YOUR OBJECTIVE
Report only the number of lines holding "黄金与其他大类资产相关性较弱".
## START TASK INPUTS
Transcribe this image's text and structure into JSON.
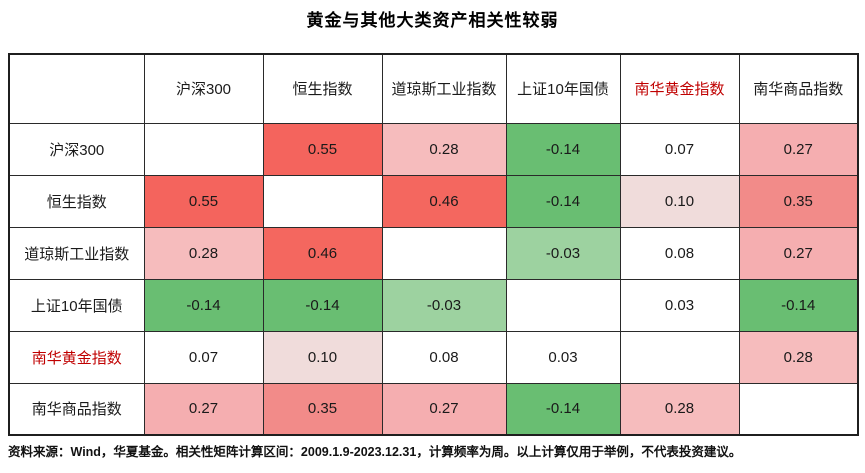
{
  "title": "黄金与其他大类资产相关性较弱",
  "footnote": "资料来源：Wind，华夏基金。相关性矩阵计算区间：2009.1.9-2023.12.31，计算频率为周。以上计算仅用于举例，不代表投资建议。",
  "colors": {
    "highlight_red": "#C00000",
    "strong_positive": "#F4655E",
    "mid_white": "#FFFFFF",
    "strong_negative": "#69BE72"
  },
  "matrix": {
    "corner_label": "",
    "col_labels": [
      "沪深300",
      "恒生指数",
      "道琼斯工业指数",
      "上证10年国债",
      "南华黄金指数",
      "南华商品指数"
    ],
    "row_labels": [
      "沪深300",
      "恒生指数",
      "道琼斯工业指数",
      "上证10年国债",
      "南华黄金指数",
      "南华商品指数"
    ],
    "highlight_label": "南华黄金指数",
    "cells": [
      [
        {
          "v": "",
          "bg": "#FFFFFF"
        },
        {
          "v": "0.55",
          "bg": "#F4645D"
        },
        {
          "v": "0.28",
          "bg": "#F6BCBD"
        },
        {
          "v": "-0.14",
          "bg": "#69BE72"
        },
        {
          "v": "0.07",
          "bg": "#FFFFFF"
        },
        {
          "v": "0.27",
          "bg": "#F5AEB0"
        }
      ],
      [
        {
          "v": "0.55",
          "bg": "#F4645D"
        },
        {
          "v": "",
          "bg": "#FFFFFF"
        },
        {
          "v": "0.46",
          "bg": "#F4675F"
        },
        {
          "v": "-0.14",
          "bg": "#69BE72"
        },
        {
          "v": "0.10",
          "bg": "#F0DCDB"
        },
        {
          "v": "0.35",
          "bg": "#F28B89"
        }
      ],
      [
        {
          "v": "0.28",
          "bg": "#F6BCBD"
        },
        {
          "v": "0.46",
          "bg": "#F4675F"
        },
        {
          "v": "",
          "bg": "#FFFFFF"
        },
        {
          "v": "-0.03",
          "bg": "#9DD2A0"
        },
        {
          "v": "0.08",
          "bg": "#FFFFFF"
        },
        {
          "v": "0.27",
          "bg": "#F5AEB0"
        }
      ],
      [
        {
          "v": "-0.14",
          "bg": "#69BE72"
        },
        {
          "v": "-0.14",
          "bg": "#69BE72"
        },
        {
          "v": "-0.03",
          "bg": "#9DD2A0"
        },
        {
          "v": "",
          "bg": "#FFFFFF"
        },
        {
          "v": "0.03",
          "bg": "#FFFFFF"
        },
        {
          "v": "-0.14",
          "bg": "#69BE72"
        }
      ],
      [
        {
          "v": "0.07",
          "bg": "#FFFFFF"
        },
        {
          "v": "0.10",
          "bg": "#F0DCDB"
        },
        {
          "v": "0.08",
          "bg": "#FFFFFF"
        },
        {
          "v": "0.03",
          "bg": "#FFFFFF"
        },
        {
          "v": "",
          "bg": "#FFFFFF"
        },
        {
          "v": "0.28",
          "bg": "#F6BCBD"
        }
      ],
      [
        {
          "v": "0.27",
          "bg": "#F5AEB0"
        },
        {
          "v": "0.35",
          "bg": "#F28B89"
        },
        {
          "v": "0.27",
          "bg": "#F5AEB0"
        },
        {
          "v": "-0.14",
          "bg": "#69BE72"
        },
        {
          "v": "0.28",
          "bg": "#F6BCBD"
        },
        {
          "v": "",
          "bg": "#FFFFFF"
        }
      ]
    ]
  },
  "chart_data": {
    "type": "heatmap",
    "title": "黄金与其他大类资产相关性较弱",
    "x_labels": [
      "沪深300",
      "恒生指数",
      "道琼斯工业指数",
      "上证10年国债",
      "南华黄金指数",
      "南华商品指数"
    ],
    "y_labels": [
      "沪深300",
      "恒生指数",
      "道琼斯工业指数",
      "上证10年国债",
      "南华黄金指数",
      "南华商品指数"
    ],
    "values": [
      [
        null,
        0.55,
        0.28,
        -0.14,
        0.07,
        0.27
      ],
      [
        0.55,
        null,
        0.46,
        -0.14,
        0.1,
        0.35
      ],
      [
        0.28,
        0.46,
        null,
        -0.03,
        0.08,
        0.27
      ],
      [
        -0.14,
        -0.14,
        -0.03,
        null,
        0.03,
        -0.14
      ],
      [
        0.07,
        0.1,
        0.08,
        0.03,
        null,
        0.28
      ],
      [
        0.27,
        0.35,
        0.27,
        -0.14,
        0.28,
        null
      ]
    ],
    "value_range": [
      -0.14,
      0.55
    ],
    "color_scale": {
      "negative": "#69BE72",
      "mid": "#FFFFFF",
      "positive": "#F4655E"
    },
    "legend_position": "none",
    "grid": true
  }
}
## END TASK INPUTS
## START TASK INPUTS
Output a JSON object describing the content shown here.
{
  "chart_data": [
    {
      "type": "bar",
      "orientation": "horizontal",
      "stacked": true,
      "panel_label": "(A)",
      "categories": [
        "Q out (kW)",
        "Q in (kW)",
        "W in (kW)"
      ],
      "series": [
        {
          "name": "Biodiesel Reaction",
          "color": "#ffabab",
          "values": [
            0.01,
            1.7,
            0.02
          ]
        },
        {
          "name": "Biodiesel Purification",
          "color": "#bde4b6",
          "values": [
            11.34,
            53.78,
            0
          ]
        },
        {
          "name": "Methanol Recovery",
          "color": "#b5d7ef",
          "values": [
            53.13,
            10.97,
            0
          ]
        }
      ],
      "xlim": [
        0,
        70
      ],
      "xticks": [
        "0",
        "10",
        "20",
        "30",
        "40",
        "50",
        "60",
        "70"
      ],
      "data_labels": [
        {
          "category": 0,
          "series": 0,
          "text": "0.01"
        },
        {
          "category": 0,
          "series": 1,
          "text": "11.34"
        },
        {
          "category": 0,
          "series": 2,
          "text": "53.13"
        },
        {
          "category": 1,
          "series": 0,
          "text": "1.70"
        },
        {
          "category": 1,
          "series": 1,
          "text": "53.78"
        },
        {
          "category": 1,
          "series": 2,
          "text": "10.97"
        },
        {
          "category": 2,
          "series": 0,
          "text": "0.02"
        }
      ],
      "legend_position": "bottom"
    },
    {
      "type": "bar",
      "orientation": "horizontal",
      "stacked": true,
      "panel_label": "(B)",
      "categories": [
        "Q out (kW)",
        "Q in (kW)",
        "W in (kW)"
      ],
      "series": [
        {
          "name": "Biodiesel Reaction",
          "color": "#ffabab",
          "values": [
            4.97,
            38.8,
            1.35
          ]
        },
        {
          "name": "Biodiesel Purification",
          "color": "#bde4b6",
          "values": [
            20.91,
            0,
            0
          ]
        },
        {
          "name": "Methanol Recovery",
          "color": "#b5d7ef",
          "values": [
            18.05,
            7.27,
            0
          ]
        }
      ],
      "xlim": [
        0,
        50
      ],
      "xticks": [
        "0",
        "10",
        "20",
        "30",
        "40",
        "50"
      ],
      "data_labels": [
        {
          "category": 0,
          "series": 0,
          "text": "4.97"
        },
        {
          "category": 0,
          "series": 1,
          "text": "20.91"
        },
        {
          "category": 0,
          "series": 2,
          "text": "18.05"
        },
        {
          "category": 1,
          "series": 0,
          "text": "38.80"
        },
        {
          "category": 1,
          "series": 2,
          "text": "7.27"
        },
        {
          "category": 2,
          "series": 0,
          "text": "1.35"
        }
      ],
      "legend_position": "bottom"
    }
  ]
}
## END TASK INPUTS
SOLUTION BELOW
2